GIVEN TEXT
** Begin **
In Password Security: A Case History by Robert Morris and Ken Thompson,
---------------------------------
the authors describes collecting 3,289 passwords over a period of time.
Of those 15 were single characters, 72 were two char strings, 464 were
three char strings, 477 were four char strings, 706 were 5 char strings
and 605 were six char strings. Additionaly, 492 passwords appeared
in various available dictionaries. 2,831 or 86 percent could be solved
with a combination of dictionary and rule attacks. There have been two
results of this:
1) more complex rules for acceptable passwords have been adopted.
2) an attempt has been made to either hide the algorithm (such as
use of RSA) or hide the passwords (shadow password files).
When combined with limiting attempts, hiding the algorithm or hiding
the syndrome seriously slows down the time to enter a system.
I have a graphics version of lock.c for my system, that can caste the
required password to be that of any user. This allows real lock up of
the console (using root or system password). It seems a shame to hide
such stuff.
These depend on scarcity of information, site security, and absolute
control over machine access, which with the myrid of bugs, which seem
to drift in and out of releases and various producers of UNIX compatible
software and systems, secondary keying variables (including the number
of iterations of DES), restrictions in password compostion, and otherwise
proprietary algorithms do not seem to be an absolute guarantee against
dictionary attack. The single biggest threat appears to be the size of
the password. There should be some upper limit as to the size of a
dictionary for a password attack. Pushing this limit should be a serious
deterrent.
Longer Passwords
----------------
Using longer passwords should require a lower bound on the size
(which could be measured without included common pronouns and adjectives.)
There are several requirements for longer passwords:
1) longer passwords must produce distinct syndromes (their syndromes
should not match those for partial products).
2) The syndromes should not map into syndromes from existing
dictionary attack.
3) retention of present password system (Increasing the size and
complexity of the dictionary and rule attack systems).
** End **
Saved entries
** Begin **
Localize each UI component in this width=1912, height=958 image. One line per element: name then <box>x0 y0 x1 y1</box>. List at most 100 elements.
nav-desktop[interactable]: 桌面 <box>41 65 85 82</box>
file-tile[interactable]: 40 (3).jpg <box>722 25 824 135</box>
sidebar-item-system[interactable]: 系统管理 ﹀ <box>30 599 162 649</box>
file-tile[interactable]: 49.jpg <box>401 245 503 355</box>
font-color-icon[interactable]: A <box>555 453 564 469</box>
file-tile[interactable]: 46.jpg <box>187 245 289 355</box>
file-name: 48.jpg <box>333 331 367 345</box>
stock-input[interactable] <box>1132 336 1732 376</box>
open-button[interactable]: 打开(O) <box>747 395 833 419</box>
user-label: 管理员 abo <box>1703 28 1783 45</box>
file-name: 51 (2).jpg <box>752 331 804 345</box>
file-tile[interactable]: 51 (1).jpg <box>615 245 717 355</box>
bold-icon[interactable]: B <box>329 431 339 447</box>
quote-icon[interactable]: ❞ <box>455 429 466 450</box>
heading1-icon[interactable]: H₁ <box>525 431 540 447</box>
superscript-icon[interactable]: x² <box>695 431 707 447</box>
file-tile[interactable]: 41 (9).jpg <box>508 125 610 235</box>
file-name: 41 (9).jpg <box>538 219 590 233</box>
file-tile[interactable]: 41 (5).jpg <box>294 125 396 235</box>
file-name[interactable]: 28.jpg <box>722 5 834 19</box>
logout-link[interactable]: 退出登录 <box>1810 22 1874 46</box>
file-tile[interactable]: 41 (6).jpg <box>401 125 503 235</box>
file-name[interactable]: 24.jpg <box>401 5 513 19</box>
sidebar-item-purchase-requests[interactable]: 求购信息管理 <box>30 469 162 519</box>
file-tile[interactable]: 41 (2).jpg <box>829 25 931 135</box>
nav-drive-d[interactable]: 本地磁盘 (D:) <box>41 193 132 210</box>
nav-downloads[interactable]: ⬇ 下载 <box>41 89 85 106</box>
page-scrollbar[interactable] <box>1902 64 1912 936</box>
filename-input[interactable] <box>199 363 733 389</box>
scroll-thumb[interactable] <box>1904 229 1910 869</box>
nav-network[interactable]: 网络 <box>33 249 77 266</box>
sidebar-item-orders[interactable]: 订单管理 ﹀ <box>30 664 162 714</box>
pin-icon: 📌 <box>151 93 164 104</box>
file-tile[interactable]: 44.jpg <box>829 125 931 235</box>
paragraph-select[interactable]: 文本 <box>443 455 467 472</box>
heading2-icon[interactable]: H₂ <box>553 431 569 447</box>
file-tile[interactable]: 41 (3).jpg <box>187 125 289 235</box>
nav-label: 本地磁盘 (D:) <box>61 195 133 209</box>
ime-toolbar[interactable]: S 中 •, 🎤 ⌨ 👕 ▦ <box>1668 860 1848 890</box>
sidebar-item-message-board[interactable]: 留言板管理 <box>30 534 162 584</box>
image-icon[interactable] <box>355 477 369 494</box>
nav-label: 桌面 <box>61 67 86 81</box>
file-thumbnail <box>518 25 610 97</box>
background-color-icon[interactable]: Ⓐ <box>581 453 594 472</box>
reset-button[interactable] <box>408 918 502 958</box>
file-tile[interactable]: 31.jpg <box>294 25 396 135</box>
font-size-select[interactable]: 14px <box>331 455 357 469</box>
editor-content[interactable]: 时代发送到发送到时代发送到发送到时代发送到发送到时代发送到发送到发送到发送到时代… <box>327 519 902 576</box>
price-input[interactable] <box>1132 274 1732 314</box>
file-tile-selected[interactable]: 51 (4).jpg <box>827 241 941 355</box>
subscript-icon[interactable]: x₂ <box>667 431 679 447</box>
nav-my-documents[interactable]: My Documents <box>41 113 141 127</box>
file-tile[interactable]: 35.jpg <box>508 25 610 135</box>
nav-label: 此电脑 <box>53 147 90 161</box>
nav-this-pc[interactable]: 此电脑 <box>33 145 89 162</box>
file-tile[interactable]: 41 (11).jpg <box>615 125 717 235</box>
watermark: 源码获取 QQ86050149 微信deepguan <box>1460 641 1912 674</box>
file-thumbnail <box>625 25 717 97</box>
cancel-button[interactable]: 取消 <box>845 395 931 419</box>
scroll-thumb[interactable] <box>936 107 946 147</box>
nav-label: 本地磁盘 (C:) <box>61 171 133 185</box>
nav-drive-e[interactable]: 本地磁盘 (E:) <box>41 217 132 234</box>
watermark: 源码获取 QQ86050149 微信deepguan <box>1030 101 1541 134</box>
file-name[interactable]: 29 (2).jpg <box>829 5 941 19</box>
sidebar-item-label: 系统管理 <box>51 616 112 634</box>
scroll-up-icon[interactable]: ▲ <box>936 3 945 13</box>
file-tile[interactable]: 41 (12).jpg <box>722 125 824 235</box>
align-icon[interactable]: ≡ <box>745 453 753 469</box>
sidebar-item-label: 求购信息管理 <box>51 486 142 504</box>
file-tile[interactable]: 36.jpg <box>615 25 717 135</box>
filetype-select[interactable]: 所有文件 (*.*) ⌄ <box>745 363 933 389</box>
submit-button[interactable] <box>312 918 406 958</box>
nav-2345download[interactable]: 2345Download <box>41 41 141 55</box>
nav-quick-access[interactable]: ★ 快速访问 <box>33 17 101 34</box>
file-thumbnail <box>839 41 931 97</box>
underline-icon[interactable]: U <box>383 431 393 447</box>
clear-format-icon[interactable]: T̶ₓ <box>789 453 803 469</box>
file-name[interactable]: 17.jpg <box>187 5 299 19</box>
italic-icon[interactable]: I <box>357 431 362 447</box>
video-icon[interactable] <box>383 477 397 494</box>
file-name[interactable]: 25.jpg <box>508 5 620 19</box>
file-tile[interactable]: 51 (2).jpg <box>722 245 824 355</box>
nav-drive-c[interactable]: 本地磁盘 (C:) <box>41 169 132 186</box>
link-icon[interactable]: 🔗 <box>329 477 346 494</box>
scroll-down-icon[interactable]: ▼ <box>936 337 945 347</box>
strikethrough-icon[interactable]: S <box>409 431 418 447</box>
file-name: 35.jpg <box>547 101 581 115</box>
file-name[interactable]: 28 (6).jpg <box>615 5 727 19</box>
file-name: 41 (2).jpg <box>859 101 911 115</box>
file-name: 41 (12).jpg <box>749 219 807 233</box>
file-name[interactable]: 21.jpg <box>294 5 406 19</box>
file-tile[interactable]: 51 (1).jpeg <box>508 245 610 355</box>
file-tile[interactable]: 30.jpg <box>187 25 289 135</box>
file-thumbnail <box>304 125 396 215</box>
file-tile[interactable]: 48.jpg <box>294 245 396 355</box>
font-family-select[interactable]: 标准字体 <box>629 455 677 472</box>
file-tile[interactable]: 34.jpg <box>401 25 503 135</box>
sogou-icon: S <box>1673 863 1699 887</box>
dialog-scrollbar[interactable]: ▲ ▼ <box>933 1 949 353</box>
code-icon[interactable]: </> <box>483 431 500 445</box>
** End **
WHAT IS ASKED
1 - In the password post, how many of the collected passwords could be solved with a combination of dictionary and rule attacks?
2 - Write out the part of the password post starting with "2) an attempt" and going on through "enter a system.".
3 - Why does the password post point to password size as the thing to push against dictionary attacks?

ANSWERS PER TASK
1 - 2,831 passwords, or 86 percent, could be solved that way.

2 -
2) an attempt has been made to either hide the algorithm (such as
use of RSA) or hide the passwords (shadow password files).
When combined with limiting attempts, hiding the algorithm or hiding
the syndrome seriously slows down the time to enter a system.

3 - Measures that rely on scarcity of information, site security, control over machine access, secondary keying variables, composition rules and proprietary algorithms do not seem to be an absolute guarantee against dictionary attack. The single biggest threat appears to be the size of the password, so pushing the upper limit on the size of an attack dictionary should be a serious deterrent.